| AIM |
Filter the entries, keeping every line with the word "IIIC".

--- BEGIN MATERIAL FOR THIS EXERCISE ---

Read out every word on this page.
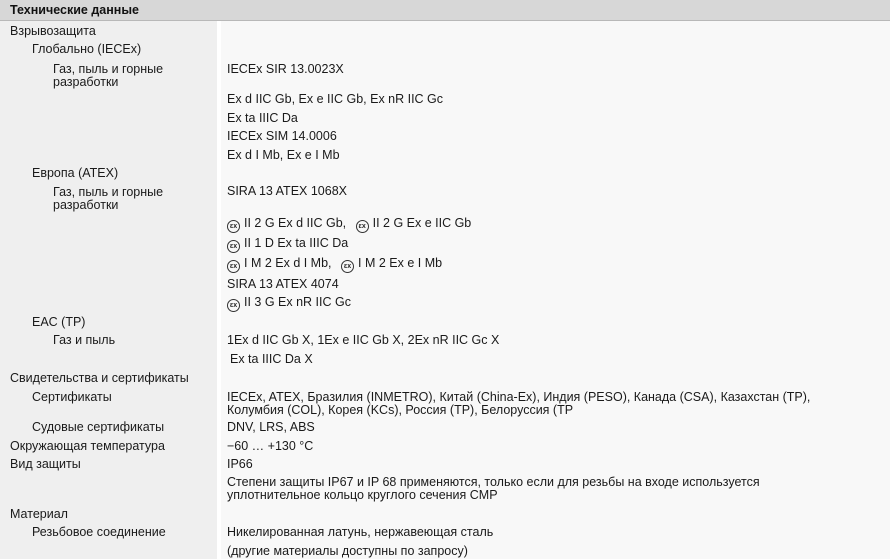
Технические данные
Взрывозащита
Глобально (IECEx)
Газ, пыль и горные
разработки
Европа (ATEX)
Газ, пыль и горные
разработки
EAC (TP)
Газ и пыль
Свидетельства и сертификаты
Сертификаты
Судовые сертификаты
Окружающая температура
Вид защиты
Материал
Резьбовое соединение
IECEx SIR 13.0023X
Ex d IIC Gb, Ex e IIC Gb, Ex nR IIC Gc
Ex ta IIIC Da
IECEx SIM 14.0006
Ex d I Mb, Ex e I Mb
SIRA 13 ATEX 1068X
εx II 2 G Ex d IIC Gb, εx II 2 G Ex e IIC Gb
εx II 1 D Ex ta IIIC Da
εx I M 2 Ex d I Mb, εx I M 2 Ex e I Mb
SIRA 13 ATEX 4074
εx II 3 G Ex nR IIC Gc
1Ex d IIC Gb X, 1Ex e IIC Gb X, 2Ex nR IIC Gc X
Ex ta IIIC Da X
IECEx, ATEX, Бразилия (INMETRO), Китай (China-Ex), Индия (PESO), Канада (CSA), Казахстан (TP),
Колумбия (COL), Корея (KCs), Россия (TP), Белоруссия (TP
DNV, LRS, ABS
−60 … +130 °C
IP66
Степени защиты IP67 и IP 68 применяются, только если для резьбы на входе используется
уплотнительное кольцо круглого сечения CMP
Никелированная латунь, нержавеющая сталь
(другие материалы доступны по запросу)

--- END MATERIAL FOR THIS EXERCISE ---

| TASK SOLUTION |
Ex ta IIIC Da
εx II 1 D Ex ta IIIC Da
Ex ta IIIC Da X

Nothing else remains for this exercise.